◆ The exercise ◆
Update the rows beginning at the line that has "presenter-body (229, 190, 345, 378)" and stopping after the line that has "legal-line1[interactable]: Privacy |" by replacing "result-title-link" with "result-heading-link" and leaving all else unchanged. Return only those rows.

◆ Region boundary data ◆
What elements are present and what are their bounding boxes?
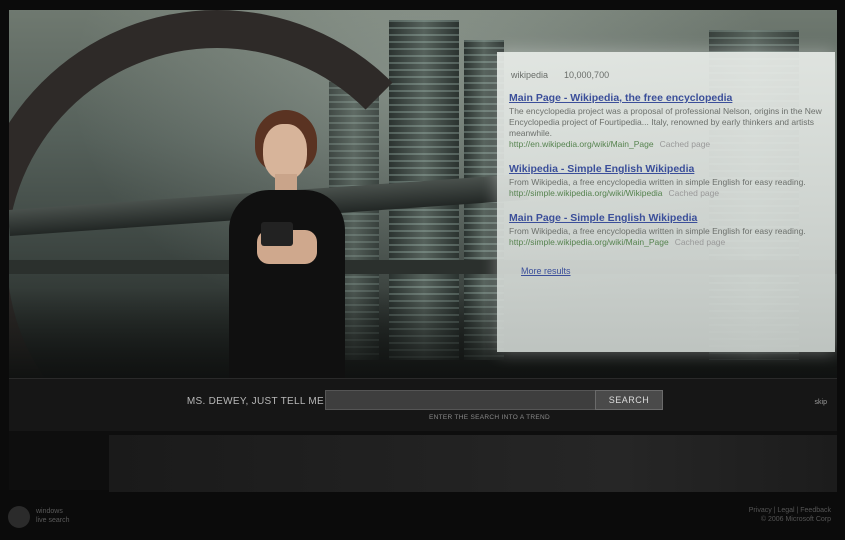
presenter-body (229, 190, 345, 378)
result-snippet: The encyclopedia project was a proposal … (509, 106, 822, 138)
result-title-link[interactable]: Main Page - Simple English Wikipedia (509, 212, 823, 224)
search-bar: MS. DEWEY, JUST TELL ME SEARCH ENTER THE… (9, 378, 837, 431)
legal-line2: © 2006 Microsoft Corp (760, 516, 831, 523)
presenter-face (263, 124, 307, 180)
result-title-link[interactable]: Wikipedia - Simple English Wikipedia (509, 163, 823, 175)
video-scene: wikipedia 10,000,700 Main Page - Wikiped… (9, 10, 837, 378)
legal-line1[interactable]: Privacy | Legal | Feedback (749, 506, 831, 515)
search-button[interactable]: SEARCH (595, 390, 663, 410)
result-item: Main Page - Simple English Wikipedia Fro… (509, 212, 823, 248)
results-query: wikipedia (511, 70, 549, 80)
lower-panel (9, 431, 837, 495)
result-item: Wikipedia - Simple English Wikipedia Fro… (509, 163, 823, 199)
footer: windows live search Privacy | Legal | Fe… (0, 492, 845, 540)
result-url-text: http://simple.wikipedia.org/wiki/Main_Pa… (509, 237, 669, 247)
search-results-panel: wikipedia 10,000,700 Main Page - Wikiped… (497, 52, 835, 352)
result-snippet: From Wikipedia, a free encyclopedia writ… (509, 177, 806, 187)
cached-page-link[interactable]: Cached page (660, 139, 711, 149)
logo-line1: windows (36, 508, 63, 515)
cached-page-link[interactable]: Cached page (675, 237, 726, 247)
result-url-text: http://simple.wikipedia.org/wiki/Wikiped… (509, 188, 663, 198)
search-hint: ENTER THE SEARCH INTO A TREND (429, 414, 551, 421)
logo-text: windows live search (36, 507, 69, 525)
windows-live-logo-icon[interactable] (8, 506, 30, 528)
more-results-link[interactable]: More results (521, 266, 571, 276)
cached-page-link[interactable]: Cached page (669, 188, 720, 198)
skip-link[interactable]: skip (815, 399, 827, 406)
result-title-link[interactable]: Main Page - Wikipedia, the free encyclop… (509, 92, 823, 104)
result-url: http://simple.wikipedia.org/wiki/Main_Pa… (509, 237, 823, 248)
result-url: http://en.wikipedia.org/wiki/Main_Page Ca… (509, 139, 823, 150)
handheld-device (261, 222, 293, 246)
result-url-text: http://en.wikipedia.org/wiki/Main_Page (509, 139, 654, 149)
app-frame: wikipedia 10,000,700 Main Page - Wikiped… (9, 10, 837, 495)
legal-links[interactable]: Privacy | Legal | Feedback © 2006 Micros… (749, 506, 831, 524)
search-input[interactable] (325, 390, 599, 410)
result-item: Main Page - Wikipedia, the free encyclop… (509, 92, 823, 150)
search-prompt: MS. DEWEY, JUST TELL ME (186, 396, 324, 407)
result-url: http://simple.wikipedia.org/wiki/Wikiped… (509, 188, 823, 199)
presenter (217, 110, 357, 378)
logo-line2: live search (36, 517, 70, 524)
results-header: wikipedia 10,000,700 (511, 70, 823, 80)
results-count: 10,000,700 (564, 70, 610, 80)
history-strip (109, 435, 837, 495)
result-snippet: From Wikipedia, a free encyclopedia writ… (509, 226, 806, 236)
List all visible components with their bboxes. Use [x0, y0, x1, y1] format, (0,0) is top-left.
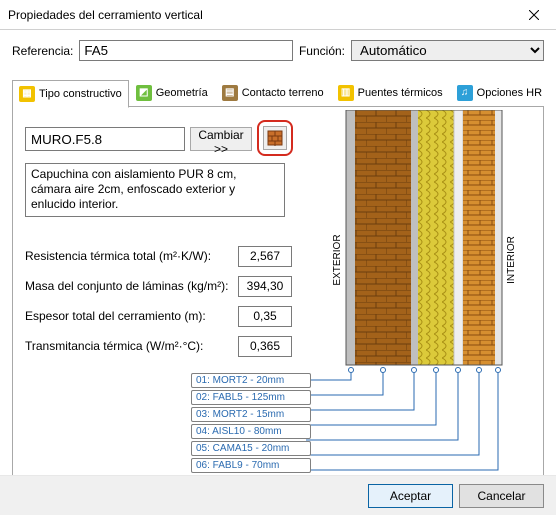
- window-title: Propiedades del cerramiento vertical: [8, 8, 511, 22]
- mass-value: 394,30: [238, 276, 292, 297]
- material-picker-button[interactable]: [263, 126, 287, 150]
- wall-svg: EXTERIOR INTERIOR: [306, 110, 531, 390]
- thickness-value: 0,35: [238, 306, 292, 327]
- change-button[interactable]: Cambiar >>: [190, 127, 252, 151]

◆ Output ◆
presenter-body (229, 190, 345, 378)
result-snippet: The encyclopedia project was a proposal … (509, 106, 822, 138)
result-heading-link[interactable]: Main Page - Simple English Wikipedia (509, 212, 823, 224)
search-bar: MS. DEWEY, JUST TELL ME SEARCH ENTER THE… (9, 378, 837, 431)
legal-line2: © 2006 Microsoft Corp (760, 516, 831, 523)
presenter-face (263, 124, 307, 180)
result-heading-link[interactable]: Wikipedia - Simple English Wikipedia (509, 163, 823, 175)
video-scene: wikipedia 10,000,700 Main Page - Wikiped… (9, 10, 837, 378)
legal-line1[interactable]: Privacy | Legal | Feedback (749, 506, 831, 515)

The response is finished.